TASK TO COMPLETE:
Can you copy out the data exactly? Leave the images out.

--- Start of EXERCISE MATERIAL ---

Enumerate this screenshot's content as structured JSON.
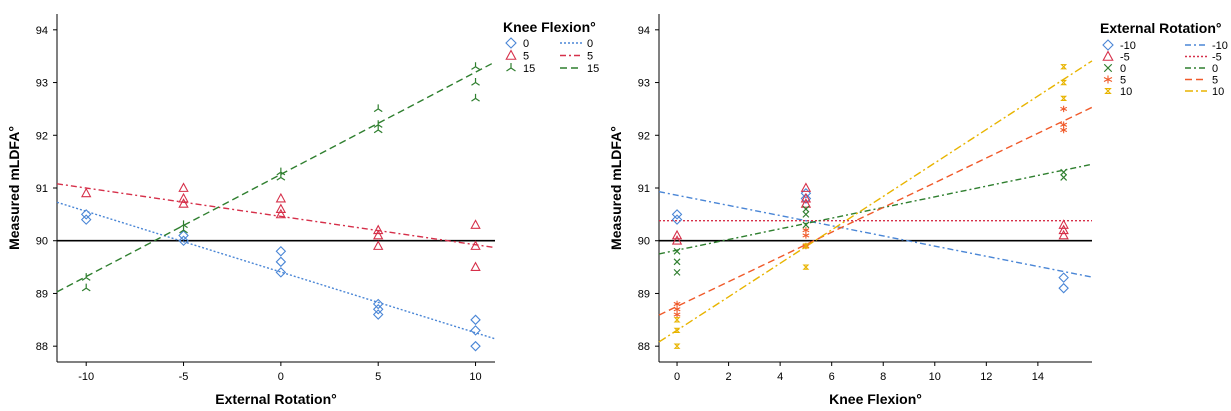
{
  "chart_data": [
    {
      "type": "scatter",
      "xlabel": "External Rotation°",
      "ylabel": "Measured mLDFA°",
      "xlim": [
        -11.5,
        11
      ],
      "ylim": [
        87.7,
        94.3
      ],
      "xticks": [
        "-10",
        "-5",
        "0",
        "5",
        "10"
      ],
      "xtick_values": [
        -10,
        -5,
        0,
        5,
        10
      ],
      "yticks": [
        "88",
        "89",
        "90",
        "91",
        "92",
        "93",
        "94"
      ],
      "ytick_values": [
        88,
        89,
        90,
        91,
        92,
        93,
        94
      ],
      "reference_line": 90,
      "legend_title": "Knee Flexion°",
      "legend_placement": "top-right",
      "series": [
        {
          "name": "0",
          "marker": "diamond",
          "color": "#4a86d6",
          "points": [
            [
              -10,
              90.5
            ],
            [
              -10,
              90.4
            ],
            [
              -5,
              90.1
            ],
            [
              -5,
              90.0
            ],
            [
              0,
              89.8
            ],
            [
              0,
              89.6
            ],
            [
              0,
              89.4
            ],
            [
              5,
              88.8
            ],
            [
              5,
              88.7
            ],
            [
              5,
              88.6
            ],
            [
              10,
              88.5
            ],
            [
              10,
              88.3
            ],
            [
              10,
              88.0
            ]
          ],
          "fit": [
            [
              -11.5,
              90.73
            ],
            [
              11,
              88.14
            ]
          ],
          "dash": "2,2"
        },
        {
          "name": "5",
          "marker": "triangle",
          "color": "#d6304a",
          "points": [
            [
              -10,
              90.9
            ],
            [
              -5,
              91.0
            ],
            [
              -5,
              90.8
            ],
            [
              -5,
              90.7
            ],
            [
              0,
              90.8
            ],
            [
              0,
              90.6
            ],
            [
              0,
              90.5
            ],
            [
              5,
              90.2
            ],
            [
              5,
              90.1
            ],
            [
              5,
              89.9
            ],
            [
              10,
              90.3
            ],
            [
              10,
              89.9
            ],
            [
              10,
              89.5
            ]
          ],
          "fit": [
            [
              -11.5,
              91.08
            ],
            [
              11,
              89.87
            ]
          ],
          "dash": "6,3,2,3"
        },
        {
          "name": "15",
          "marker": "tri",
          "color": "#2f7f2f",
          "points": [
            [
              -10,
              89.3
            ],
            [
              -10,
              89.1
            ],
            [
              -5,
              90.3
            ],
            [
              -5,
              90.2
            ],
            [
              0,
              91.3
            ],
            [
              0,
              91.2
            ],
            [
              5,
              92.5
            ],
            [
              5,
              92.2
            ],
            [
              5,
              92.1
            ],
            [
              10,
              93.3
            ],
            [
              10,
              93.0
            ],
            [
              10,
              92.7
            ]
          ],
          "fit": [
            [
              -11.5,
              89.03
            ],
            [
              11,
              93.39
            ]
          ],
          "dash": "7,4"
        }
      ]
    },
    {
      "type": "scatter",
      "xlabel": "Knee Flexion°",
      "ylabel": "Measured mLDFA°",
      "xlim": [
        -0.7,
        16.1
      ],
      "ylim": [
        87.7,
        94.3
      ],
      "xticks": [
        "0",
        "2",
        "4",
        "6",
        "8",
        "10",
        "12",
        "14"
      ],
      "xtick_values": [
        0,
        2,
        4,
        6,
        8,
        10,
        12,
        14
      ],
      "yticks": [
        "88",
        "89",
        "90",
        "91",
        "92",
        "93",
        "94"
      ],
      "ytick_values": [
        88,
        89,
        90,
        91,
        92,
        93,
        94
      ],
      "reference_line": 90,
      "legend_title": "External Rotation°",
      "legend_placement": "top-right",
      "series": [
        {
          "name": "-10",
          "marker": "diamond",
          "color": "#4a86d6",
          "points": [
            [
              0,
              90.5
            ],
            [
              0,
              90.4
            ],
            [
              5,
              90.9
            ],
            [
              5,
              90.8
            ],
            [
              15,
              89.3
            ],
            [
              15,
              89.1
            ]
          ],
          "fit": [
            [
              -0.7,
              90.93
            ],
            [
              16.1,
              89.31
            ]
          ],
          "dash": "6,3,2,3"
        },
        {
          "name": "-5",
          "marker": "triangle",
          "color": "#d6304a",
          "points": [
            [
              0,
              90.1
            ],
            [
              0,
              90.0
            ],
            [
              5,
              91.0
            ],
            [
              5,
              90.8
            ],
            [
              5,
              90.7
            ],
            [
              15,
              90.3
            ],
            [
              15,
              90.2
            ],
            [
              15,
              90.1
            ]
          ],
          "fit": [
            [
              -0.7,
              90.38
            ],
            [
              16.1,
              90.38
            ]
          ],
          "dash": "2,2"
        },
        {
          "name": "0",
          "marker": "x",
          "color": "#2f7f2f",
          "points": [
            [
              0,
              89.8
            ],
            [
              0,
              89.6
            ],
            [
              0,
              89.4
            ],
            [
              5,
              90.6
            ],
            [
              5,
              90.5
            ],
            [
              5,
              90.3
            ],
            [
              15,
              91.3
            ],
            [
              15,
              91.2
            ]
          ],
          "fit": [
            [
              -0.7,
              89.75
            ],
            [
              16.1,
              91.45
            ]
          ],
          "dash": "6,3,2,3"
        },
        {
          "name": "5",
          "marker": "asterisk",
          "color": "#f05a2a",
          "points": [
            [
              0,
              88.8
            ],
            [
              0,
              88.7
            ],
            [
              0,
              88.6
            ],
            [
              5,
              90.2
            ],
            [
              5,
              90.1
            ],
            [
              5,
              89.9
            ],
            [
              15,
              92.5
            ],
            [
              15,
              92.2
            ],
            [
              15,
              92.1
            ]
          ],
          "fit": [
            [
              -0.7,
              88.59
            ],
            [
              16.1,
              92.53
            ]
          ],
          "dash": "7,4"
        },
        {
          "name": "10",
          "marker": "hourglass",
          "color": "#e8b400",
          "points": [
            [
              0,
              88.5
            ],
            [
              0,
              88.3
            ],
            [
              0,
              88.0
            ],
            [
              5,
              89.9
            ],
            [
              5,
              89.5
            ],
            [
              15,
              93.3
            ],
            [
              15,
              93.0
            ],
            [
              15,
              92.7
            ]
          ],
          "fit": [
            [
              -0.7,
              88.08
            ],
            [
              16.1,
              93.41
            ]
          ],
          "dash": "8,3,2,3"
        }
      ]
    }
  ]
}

--- End of EXERCISE MATERIAL ---

EXERCISE SOLUTION:
Enumerate this screenshot's content as structured JSON.
{
  "chart_data": [
    {
      "type": "scatter",
      "xlabel": "External Rotation°",
      "ylabel": "Measured mLDFA°",
      "xlim": [
        -11.5,
        11
      ],
      "ylim": [
        87.7,
        94.3
      ],
      "xticks": [
        "-10",
        "-5",
        "0",
        "5",
        "10"
      ],
      "xtick_values": [
        -10,
        -5,
        0,
        5,
        10
      ],
      "yticks": [
        "88",
        "89",
        "90",
        "91",
        "92",
        "93",
        "94"
      ],
      "ytick_values": [
        88,
        89,
        90,
        91,
        92,
        93,
        94
      ],
      "reference_line": 90,
      "legend_title": "Knee Flexion°",
      "legend_placement": "top-right",
      "series": [
        {
          "name": "0",
          "marker": "diamond",
          "color": "#4a86d6",
          "points": [
            [
              -10,
              90.5
            ],
            [
              -10,
              90.4
            ],
            [
              -5,
              90.1
            ],
            [
              -5,
              90.0
            ],
            [
              0,
              89.8
            ],
            [
              0,
              89.6
            ],
            [
              0,
              89.4
            ],
            [
              5,
              88.8
            ],
            [
              5,
              88.7
            ],
            [
              5,
              88.6
            ],
            [
              10,
              88.5
            ],
            [
              10,
              88.3
            ],
            [
              10,
              88.0
            ]
          ],
          "fit": [
            [
              -11.5,
              90.73
            ],
            [
              11,
              88.14
            ]
          ],
          "dash": "2,2"
        },
        {
          "name": "5",
          "marker": "triangle",
          "color": "#d6304a",
          "points": [
            [
              -10,
              90.9
            ],
            [
              -5,
              91.0
            ],
            [
              -5,
              90.8
            ],
            [
              -5,
              90.7
            ],
            [
              0,
              90.8
            ],
            [
              0,
              90.6
            ],
            [
              0,
              90.5
            ],
            [
              5,
              90.2
            ],
            [
              5,
              90.1
            ],
            [
              5,
              89.9
            ],
            [
              10,
              90.3
            ],
            [
              10,
              89.9
            ],
            [
              10,
              89.5
            ]
          ],
          "fit": [
            [
              -11.5,
              91.08
            ],
            [
              11,
              89.87
            ]
          ],
          "dash": "6,3,2,3"
        },
        {
          "name": "15",
          "marker": "tri",
          "color": "#2f7f2f",
          "points": [
            [
              -10,
              89.3
            ],
            [
              -10,
              89.1
            ],
            [
              -5,
              90.3
            ],
            [
              -5,
              90.2
            ],
            [
              0,
              91.3
            ],
            [
              0,
              91.2
            ],
            [
              5,
              92.5
            ],
            [
              5,
              92.2
            ],
            [
              5,
              92.1
            ],
            [
              10,
              93.3
            ],
            [
              10,
              93.0
            ],
            [
              10,
              92.7
            ]
          ],
          "fit": [
            [
              -11.5,
              89.03
            ],
            [
              11,
              93.39
            ]
          ],
          "dash": "7,4"
        }
      ]
    },
    {
      "type": "scatter",
      "xlabel": "Knee Flexion°",
      "ylabel": "Measured mLDFA°",
      "xlim": [
        -0.7,
        16.1
      ],
      "ylim": [
        87.7,
        94.3
      ],
      "xticks": [
        "0",
        "2",
        "4",
        "6",
        "8",
        "10",
        "12",
        "14"
      ],
      "xtick_values": [
        0,
        2,
        4,
        6,
        8,
        10,
        12,
        14
      ],
      "yticks": [
        "88",
        "89",
        "90",
        "91",
        "92",
        "93",
        "94"
      ],
      "ytick_values": [
        88,
        89,
        90,
        91,
        92,
        93,
        94
      ],
      "reference_line": 90,
      "legend_title": "External Rotation°",
      "legend_placement": "top-right",
      "series": [
        {
          "name": "-10",
          "marker": "diamond",
          "color": "#4a86d6",
          "points": [
            [
              0,
              90.5
            ],
            [
              0,
              90.4
            ],
            [
              5,
              90.9
            ],
            [
              5,
              90.8
            ],
            [
              15,
              89.3
            ],
            [
              15,
              89.1
            ]
          ],
          "fit": [
            [
              -0.7,
              90.93
            ],
            [
              16.1,
              89.31
            ]
          ],
          "dash": "6,3,2,3"
        },
        {
          "name": "-5",
          "marker": "triangle",
          "color": "#d6304a",
          "points": [
            [
              0,
              90.1
            ],
            [
              0,
              90.0
            ],
            [
              5,
              91.0
            ],
            [
              5,
              90.8
            ],
            [
              5,
              90.7
            ],
            [
              15,
              90.3
            ],
            [
              15,
              90.2
            ],
            [
              15,
              90.1
            ]
          ],
          "fit": [
            [
              -0.7,
              90.38
            ],
            [
              16.1,
              90.38
            ]
          ],
          "dash": "2,2"
        },
        {
          "name": "0",
          "marker": "x",
          "color": "#2f7f2f",
          "points": [
            [
              0,
              89.8
            ],
            [
              0,
              89.6
            ],
            [
              0,
              89.4
            ],
            [
              5,
              90.6
            ],
            [
              5,
              90.5
            ],
            [
              5,
              90.3
            ],
            [
              15,
              91.3
            ],
            [
              15,
              91.2
            ]
          ],
          "fit": [
            [
              -0.7,
              89.75
            ],
            [
              16.1,
              91.45
            ]
          ],
          "dash": "6,3,2,3"
        },
        {
          "name": "5",
          "marker": "asterisk",
          "color": "#f05a2a",
          "points": [
            [
              0,
              88.8
            ],
            [
              0,
              88.7
            ],
            [
              0,
              88.6
            ],
            [
              5,
              90.2
            ],
            [
              5,
              90.1
            ],
            [
              5,
              89.9
            ],
            [
              15,
              92.5
            ],
            [
              15,
              92.2
            ],
            [
              15,
              92.1
            ]
          ],
          "fit": [
            [
              -0.7,
              88.59
            ],
            [
              16.1,
              92.53
            ]
          ],
          "dash": "7,4"
        },
        {
          "name": "10",
          "marker": "hourglass",
          "color": "#e8b400",
          "points": [
            [
              0,
              88.5
            ],
            [
              0,
              88.3
            ],
            [
              0,
              88.0
            ],
            [
              5,
              89.9
            ],
            [
              5,
              89.5
            ],
            [
              15,
              93.3
            ],
            [
              15,
              93.0
            ],
            [
              15,
              92.7
            ]
          ],
          "fit": [
            [
              -0.7,
              88.08
            ],
            [
              16.1,
              93.41
            ]
          ],
          "dash": "8,3,2,3"
        }
      ]
    }
  ]
}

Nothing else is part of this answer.